**Description of the task**
Reproduce the entries in full, with no changes.

───── Dataset

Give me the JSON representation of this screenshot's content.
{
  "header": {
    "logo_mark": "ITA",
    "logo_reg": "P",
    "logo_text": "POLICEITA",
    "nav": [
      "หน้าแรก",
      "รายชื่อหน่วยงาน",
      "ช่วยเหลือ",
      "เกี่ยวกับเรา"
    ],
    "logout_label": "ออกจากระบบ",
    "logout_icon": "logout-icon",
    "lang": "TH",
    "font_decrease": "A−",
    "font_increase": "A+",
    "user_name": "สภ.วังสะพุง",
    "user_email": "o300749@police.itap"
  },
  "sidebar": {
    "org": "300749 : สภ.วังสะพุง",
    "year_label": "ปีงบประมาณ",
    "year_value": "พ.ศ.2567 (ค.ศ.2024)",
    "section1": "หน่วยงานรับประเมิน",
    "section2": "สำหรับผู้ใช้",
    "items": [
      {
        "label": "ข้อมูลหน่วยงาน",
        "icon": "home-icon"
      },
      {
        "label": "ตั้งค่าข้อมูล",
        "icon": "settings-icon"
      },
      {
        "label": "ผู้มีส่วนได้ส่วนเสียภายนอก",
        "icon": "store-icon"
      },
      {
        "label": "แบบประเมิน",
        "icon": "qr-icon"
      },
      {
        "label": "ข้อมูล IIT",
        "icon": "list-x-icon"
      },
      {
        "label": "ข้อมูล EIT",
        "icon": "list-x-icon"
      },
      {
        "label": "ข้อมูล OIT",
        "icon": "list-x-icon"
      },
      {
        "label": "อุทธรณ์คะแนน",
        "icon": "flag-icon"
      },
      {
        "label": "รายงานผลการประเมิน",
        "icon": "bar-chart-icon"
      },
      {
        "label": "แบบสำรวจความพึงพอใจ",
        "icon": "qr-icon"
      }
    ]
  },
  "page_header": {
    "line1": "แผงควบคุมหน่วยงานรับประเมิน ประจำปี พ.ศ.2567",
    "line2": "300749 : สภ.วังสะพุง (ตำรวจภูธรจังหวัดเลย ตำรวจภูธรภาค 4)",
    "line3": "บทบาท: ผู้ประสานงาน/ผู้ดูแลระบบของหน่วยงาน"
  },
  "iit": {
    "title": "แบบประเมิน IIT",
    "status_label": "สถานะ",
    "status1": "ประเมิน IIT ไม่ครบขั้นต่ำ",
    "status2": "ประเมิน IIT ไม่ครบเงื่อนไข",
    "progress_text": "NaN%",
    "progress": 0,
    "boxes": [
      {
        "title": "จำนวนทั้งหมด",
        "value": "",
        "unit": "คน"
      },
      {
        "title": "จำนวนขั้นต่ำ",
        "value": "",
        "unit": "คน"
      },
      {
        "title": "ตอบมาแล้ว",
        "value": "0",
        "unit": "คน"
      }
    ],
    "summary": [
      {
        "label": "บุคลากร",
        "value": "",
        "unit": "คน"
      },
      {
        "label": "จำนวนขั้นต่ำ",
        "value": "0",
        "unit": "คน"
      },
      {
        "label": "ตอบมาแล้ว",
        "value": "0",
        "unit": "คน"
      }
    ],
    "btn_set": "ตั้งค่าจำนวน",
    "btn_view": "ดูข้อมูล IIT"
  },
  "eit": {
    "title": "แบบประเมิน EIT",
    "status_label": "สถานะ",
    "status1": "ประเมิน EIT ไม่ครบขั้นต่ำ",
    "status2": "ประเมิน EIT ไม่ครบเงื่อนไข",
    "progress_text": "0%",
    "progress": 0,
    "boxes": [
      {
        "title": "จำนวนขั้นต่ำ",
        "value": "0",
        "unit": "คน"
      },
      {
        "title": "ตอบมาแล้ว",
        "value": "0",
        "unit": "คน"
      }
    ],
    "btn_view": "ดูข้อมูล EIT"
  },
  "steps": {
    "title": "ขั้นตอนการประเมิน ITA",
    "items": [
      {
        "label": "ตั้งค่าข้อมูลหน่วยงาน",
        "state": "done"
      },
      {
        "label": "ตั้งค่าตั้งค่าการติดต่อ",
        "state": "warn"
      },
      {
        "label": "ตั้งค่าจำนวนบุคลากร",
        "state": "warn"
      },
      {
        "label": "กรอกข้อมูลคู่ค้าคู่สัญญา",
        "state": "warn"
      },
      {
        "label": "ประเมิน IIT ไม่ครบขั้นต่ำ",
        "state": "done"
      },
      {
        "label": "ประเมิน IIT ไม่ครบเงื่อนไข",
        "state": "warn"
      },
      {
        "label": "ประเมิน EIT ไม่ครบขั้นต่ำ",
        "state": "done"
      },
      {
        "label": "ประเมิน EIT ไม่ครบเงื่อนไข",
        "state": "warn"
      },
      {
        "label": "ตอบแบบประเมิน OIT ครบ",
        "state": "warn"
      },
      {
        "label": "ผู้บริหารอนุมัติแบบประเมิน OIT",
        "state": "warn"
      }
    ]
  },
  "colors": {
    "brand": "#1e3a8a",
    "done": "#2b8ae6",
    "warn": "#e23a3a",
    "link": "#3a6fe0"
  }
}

──────────

**Task output**
Give me the JSON representation of this screenshot's content.
{
  "header": {
    "logo_mark": "ITA",
    "logo_reg": "P",
    "logo_text": "POLICEITA",
    "nav": [
      "หน้าแรก",
      "รายชื่อหน่วยงาน",
      "ช่วยเหลือ",
      "เกี่ยวกับเรา"
    ],
    "logout_label": "ออกจากระบบ",
    "logout_icon": "logout-icon",
    "lang": "TH",
    "font_decrease": "A−",
    "font_increase": "A+",
    "user_name": "สภ.วังสะพุง",
    "user_email": "o300749@police.itap"
  },
  "sidebar": {
    "org": "300749 : สภ.วังสะพุง",
    "year_label": "ปีงบประมาณ",
    "year_value": "พ.ศ.2567 (ค.ศ.2024)",
    "section1": "หน่วยงานรับประเมิน",
    "section2": "สำหรับผู้ใช้",
    "items": [
      {
        "label": "ข้อมูลหน่วยงาน",
        "icon": "home-icon"
      },
      {
        "label": "ตั้งค่าข้อมูล",
        "icon": "settings-icon"
      },
      {
        "label": "ผู้มีส่วนได้ส่วนเสียภายนอก",
        "icon": "store-icon"
      },
      {
        "label": "แบบประเมิน",
        "icon": "qr-icon"
      },
      {
        "label": "ข้อมูล IIT",
        "icon": "list-x-icon"
      },
      {
        "label": "ข้อมูล EIT",
        "icon": "list-x-icon"
      },
      {
        "label": "ข้อมูล OIT",
        "icon": "list-x-icon"
      },
      {
        "label": "อุทธรณ์คะแนน",
        "icon": "flag-icon"
      },
      {
        "label": "รายงานผลการประเมิน",
        "icon": "bar-chart-icon"
      },
      {
        "label": "แบบสำรวจความพึงพอใจ",
        "icon": "qr-icon"
      }
    ]
  },
  "page_header": {
    "line1": "แผงควบคุมหน่วยงานรับประเมิน ประจำปี พ.ศ.2567",
    "line2": "300749 : สภ.วังสะพุง (ตำรวจภูธรจังหวัดเลย ตำรวจภูธรภาค 4)",
    "line3": "บทบาท: ผู้ประสานงาน/ผู้ดูแลระบบของหน่วยงาน"
  },
  "iit": {
    "title": "แบบประเมิน IIT",
    "status_label": "สถานะ",
    "status1": "ประเมิน IIT ไม่ครบขั้นต่ำ",
    "status2": "ประเมิน IIT ไม่ครบเงื่อนไข",
    "progress_text": "NaN%",
    "progress": 0,
    "boxes": [
      {
        "title": "จำนวนทั้งหมด",
        "value": "",
        "unit": "คน"
      },
      {
        "title": "จำนวนขั้นต่ำ",
        "value": "",
        "unit": "คน"
      },
      {
        "title": "ตอบมาแล้ว",
        "value": "0",
        "unit": "คน"
      }
    ],
    "summary": [
      {
        "label": "บุคลากร",
        "value": "",
        "unit": "คน"
      },
      {
        "label": "จำนวนขั้นต่ำ",
        "value": "0",
        "unit": "คน"
      },
      {
        "label": "ตอบมาแล้ว",
        "value": "0",
        "unit": "คน"
      }
    ],
    "btn_set": "ตั้งค่าจำนวน",
    "btn_view": "ดูข้อมูล IIT"
  },
  "eit": {
    "title": "แบบประเมิน EIT",
    "status_label": "สถานะ",
    "status1": "ประเมิน EIT ไม่ครบขั้นต่ำ",
    "status2": "ประเมิน EIT ไม่ครบเงื่อนไข",
    "progress_text": "0%",
    "progress": 0,
    "boxes": [
      {
        "title": "จำนวนขั้นต่ำ",
        "value": "0",
        "unit": "คน"
      },
      {
        "title": "ตอบมาแล้ว",
        "value": "0",
        "unit": "คน"
      }
    ],
    "btn_view": "ดูข้อมูล EIT"
  },
  "steps": {
    "title": "ขั้นตอนการประเมิน ITA",
    "items": [
      {
        "label": "ตั้งค่าข้อมูลหน่วยงาน",
        "state": "done"
      },
      {
        "label": "ตั้งค่าตั้งค่าการติดต่อ",
        "state": "warn"
      },
      {
        "label": "ตั้งค่าจำนวนบุคลากร",
        "state": "warn"
      },
      {
        "label": "กรอกข้อมูลคู่ค้าคู่สัญญา",
        "state": "warn"
      },
      {
        "label": "ประเมิน IIT ไม่ครบขั้นต่ำ",
        "state": "done"
      },
      {
        "label": "ประเมิน IIT ไม่ครบเงื่อนไข",
        "state": "warn"
      },
      {
        "label": "ประเมิน EIT ไม่ครบขั้นต่ำ",
        "state": "done"
      },
      {
        "label": "ประเมิน EIT ไม่ครบเงื่อนไข",
        "state": "warn"
      },
      {
        "label": "ตอบแบบประเมิน OIT ครบ",
        "state": "warn"
      },
      {
        "label": "ผู้บริหารอนุมัติแบบประเมิน OIT",
        "state": "warn"
      }
    ]
  },
  "colors": {
    "brand": "#1e3a8a",
    "done": "#2b8ae6",
    "warn": "#e23a3a",
    "link": "#3a6fe0"
  }
}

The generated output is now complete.